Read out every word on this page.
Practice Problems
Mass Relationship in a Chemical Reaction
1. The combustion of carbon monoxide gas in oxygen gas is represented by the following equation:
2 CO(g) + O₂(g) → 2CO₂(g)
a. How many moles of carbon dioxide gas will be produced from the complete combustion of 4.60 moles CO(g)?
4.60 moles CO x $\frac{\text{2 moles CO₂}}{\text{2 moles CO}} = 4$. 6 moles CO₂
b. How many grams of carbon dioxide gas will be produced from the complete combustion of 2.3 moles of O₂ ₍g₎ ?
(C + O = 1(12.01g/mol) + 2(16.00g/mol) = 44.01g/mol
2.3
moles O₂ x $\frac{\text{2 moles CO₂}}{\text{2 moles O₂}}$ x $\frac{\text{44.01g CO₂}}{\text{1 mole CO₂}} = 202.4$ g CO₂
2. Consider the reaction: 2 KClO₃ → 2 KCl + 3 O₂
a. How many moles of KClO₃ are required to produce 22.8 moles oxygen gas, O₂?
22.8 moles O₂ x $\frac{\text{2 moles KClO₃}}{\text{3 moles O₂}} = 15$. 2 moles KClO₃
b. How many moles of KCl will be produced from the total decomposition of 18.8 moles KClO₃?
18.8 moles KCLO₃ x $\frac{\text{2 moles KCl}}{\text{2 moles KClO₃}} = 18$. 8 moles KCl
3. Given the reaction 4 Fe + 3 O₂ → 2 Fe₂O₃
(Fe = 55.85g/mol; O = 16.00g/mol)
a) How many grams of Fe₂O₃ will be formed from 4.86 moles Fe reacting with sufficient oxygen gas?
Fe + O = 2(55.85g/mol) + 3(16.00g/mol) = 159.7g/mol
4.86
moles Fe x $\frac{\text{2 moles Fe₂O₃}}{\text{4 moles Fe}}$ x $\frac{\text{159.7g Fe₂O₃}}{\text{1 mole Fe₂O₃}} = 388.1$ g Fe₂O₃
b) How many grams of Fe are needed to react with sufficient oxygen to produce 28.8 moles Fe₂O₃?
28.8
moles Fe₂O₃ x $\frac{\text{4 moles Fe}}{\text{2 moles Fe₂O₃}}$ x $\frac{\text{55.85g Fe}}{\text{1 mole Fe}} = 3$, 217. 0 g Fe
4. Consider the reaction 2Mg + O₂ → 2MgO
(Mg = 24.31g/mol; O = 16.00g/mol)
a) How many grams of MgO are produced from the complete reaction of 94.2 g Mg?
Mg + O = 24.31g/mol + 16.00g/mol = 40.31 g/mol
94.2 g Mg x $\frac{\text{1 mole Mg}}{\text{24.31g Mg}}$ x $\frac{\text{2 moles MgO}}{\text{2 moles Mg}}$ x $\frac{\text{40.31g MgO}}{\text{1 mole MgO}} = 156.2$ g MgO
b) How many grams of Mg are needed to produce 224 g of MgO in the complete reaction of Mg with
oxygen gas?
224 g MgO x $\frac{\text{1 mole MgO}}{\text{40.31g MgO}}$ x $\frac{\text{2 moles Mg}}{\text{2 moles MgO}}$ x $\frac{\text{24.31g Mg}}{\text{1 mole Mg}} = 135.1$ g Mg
--------------------
▶ **WHAT TO WORK ON**
Write out the complete set of records exactly as given.

▶ **TASK SOLUTION**
Read out every word on this page.
Practice Problems
Mass Relationship in a Chemical Reaction
1. The combustion of carbon monoxide gas in oxygen gas is represented by the following equation:
2 CO(g) + O₂(g) → 2CO₂(g)
a. How many moles of carbon dioxide gas will be produced from the complete combustion of 4.60 moles CO(g)?
4.60 moles CO x $\frac{\text{2 moles CO₂}}{\text{2 moles CO}} = 4$. 6 moles CO₂
b. How many grams of carbon dioxide gas will be produced from the complete combustion of 2.3 moles of O₂ ₍g₎ ?
(C + O = 1(12.01g/mol) + 2(16.00g/mol) = 44.01g/mol
2.3
moles O₂ x $\frac{\text{2 moles CO₂}}{\text{2 moles O₂}}$ x $\frac{\text{44.01g CO₂}}{\text{1 mole CO₂}} = 202.4$ g CO₂
2. Consider the reaction: 2 KClO₃ → 2 KCl + 3 O₂
a. How many moles of KClO₃ are required to produce 22.8 moles oxygen gas, O₂?
22.8 moles O₂ x $\frac{\text{2 moles KClO₃}}{\text{3 moles O₂}} = 15$. 2 moles KClO₃
b. How many moles of KCl will be produced from the total decomposition of 18.8 moles KClO₃?
18.8 moles KCLO₃ x $\frac{\text{2 moles KCl}}{\text{2 moles KClO₃}} = 18$. 8 moles KCl
3. Given the reaction 4 Fe + 3 O₂ → 2 Fe₂O₃
(Fe = 55.85g/mol; O = 16.00g/mol)
a) How many grams of Fe₂O₃ will be formed from 4.86 moles Fe reacting with sufficient oxygen gas?
Fe + O = 2(55.85g/mol) + 3(16.00g/mol) = 159.7g/mol
4.86
moles Fe x $\frac{\text{2 moles Fe₂O₃}}{\text{4 moles Fe}}$ x $\frac{\text{159.7g Fe₂O₃}}{\text{1 mole Fe₂O₃}} = 388.1$ g Fe₂O₃
b) How many grams of Fe are needed to react with sufficient oxygen to produce 28.8 moles Fe₂O₃?
28.8
moles Fe₂O₃ x $\frac{\text{4 moles Fe}}{\text{2 moles Fe₂O₃}}$ x $\frac{\text{55.85g Fe}}{\text{1 mole Fe}} = 3$, 217. 0 g Fe
4. Consider the reaction 2Mg + O₂ → 2MgO
(Mg = 24.31g/mol; O = 16.00g/mol)
a) How many grams of MgO are produced from the complete reaction of 94.2 g Mg?
Mg + O = 24.31g/mol + 16.00g/mol = 40.31 g/mol
94.2 g Mg x $\frac{\text{1 mole Mg}}{\text{24.31g Mg}}$ x $\frac{\text{2 moles MgO}}{\text{2 moles Mg}}$ x $\frac{\text{40.31g MgO}}{\text{1 mole MgO}} = 156.2$ g MgO
b) How many grams of Mg are needed to produce 224 g of MgO in the complete reaction of Mg with
oxygen gas?
224 g MgO x $\frac{\text{1 mole MgO}}{\text{40.31g MgO}}$ x $\frac{\text{2 moles Mg}}{\text{2 moles MgO}}$ x $\frac{\text{24.31g Mg}}{\text{1 mole Mg}} = 135.1$ g Mg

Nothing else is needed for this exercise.